Task to complete: From the records below, extract all the text exactly and leave the images behind.

Material for the task:
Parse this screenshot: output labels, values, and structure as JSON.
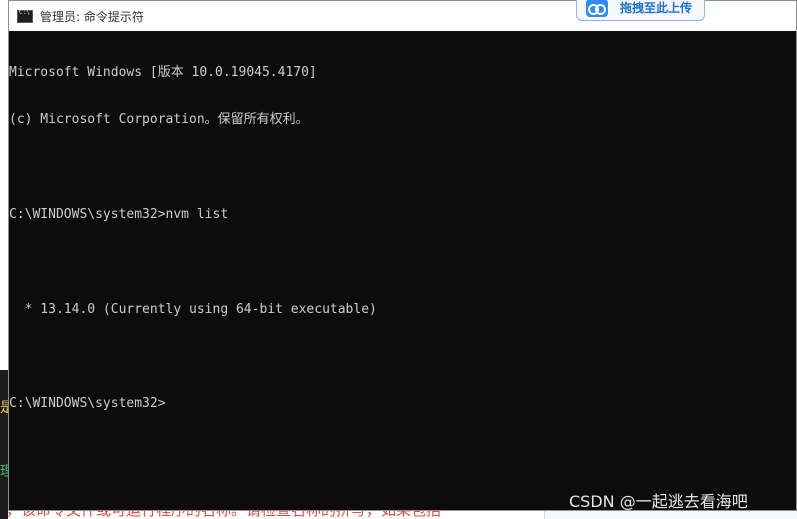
{
  "window": {
    "title": "管理员: 命令提示符",
    "icon": "cmd-icon"
  },
  "upload_button": {
    "label": "拖拽至此上传",
    "icon": "baidu-netdisk-icon",
    "accent": "#2f8af5"
  },
  "console": {
    "lines": [
      "Microsoft Windows [版本 10.0.19045.4170]",
      "(c) Microsoft Corporation。保留所有权利。",
      "",
      "C:\\WINDOWS\\system32>nvm list",
      "",
      "  * 13.14.0 (Currently using 64-bit executable)",
      "",
      "C:\\WINDOWS\\system32>"
    ],
    "background": "#0c0c0c",
    "foreground": "#cccccc"
  },
  "background_fragments": {
    "left_char_1": "是",
    "left_char_2": "理",
    "red_line": "，该命令文件或可运行程序的名称。请检查名称的拼写，如果包括"
  },
  "watermark": "CSDN @一起逃去看海吧"
}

Response below:
Parse this screenshot: output labels, values, and structure as JSON.
{
  "window": {
    "title": "管理员: 命令提示符",
    "icon": "cmd-icon"
  },
  "upload_button": {
    "label": "拖拽至此上传",
    "icon": "baidu-netdisk-icon",
    "accent": "#2f8af5"
  },
  "console": {
    "lines": [
      "Microsoft Windows [版本 10.0.19045.4170]",
      "(c) Microsoft Corporation。保留所有权利。",
      "",
      "C:\\WINDOWS\\system32>nvm list",
      "",
      "  * 13.14.0 (Currently using 64-bit executable)",
      "",
      "C:\\WINDOWS\\system32>"
    ],
    "background": "#0c0c0c",
    "foreground": "#cccccc"
  },
  "background_fragments": {
    "left_char_1": "是",
    "left_char_2": "理",
    "red_line": "，该命令文件或可运行程序的名称。请检查名称的拼写，如果包括"
  },
  "watermark": "CSDN @一起逃去看海吧"
}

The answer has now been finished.